Input for this task →
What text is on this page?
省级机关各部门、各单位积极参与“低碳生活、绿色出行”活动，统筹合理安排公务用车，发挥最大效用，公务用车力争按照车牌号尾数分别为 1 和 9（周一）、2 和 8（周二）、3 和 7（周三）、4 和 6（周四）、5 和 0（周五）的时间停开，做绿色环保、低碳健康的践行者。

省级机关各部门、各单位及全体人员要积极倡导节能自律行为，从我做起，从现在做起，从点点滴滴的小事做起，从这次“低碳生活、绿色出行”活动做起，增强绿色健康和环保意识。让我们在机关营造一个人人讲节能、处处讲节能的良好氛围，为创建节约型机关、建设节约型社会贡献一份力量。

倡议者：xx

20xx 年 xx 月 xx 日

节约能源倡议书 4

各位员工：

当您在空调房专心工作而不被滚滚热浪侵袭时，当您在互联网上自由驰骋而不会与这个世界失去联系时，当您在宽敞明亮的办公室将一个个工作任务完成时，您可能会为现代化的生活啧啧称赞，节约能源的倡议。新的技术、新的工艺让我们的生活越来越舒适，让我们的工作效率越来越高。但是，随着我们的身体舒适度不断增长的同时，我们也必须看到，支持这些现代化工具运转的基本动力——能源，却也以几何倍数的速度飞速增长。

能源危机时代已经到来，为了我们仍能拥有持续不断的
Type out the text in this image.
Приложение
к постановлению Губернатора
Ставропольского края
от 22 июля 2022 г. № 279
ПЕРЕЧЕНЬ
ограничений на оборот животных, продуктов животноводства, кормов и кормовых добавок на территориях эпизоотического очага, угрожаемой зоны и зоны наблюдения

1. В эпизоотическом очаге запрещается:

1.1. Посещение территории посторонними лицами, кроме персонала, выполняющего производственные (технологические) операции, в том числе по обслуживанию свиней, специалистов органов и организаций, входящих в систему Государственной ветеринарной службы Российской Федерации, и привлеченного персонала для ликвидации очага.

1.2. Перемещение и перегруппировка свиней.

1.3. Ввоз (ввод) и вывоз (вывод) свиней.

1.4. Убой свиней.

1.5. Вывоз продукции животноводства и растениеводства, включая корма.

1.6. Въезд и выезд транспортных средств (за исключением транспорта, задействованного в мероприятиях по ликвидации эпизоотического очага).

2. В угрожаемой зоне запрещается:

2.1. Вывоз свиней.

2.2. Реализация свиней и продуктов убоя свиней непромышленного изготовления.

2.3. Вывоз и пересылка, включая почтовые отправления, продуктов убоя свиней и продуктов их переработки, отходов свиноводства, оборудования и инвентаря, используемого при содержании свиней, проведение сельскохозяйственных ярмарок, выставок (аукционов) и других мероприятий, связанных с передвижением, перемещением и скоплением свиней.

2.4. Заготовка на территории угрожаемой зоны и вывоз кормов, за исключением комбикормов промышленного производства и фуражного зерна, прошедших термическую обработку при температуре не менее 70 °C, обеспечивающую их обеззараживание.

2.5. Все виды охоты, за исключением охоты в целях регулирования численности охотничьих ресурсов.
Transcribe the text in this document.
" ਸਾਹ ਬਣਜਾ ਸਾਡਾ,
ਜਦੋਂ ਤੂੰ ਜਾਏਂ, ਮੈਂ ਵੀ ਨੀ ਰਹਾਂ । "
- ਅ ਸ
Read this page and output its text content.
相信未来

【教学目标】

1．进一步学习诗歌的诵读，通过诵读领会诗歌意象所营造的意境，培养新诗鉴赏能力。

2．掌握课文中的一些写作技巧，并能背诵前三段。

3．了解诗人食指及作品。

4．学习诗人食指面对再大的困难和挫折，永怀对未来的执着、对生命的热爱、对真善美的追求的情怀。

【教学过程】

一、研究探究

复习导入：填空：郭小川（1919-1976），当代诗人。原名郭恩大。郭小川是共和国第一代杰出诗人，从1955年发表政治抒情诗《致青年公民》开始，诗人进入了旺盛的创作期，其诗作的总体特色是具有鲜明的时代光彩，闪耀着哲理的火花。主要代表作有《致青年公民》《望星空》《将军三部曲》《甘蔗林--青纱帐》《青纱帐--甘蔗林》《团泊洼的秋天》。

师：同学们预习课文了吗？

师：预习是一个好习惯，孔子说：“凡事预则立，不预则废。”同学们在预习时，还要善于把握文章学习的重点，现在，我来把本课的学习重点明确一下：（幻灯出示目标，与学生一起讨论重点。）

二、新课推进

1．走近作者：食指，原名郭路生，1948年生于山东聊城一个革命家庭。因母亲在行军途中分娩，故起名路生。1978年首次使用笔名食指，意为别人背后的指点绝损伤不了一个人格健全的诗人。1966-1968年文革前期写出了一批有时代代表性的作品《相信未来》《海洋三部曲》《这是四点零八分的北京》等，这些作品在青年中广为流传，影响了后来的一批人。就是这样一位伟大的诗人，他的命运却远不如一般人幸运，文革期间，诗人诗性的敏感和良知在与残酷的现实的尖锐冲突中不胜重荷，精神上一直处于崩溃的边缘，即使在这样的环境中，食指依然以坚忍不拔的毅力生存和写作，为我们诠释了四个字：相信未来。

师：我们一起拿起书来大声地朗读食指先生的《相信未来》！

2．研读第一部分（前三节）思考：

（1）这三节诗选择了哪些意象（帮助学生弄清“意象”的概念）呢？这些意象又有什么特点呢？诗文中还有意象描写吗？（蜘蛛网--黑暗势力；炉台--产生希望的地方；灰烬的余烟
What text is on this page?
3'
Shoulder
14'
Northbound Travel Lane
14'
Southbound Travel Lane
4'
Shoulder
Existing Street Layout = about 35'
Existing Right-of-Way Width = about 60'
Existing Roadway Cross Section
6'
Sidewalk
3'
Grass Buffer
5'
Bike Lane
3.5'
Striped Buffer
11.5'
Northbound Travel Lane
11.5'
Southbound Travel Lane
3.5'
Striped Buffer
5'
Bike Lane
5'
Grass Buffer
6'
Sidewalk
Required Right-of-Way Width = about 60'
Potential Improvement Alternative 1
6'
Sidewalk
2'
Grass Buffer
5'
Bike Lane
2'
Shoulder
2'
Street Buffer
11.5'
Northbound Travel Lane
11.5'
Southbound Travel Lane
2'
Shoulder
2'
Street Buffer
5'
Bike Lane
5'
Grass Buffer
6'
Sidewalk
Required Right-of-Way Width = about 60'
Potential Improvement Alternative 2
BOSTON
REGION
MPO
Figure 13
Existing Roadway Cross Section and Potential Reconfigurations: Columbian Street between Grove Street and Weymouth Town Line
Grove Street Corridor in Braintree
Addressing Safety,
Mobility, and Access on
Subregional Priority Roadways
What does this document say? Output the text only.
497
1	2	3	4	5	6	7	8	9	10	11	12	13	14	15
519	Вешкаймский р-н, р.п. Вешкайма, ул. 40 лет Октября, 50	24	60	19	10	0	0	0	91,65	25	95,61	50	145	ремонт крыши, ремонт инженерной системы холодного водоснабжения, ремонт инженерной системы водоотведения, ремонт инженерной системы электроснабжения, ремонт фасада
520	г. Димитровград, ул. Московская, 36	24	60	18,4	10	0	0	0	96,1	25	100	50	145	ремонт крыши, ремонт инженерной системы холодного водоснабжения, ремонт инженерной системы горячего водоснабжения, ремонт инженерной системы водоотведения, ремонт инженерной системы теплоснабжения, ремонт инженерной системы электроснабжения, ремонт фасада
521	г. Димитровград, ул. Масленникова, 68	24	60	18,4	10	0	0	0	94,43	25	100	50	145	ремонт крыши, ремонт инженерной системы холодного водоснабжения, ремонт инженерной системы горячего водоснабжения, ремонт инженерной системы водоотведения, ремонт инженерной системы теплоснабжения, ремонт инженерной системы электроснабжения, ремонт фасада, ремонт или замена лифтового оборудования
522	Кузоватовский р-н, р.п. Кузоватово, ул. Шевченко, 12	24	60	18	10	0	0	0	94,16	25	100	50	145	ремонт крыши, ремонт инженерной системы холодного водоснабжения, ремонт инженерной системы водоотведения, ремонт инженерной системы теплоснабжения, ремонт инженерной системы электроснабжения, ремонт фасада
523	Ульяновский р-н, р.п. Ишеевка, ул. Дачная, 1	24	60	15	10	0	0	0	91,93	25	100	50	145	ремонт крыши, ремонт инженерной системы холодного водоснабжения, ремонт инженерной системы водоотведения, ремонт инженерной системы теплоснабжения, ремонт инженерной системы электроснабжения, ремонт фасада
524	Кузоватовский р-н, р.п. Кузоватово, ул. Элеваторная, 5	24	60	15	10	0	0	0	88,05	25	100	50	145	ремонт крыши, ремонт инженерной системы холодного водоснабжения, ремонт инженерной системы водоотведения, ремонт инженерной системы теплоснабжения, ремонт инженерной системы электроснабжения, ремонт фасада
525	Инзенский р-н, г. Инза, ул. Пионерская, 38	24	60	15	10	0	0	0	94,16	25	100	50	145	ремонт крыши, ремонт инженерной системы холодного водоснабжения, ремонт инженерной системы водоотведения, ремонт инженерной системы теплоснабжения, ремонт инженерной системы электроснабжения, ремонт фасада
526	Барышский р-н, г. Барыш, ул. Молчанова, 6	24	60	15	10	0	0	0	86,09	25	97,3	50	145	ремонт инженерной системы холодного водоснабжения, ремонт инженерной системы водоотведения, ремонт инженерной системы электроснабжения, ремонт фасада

Aim →
Identify each line holding the string "зоны", and copy it out.

Reply to the task →
ограничений на оборот животных, продуктов животноводства, кормов и кормовых добавок на территориях эпизоотического очага, угрожаемой зоны и зоны наблюдения
2.4. Заготовка на территории угрожаемой зоны и вывоз кормов, за исключением комбикормов промышленного производства и фуражного зерна, прошедших термическую обработку при температуре не менее 70 °C, обеспечивающую их обеззараживание.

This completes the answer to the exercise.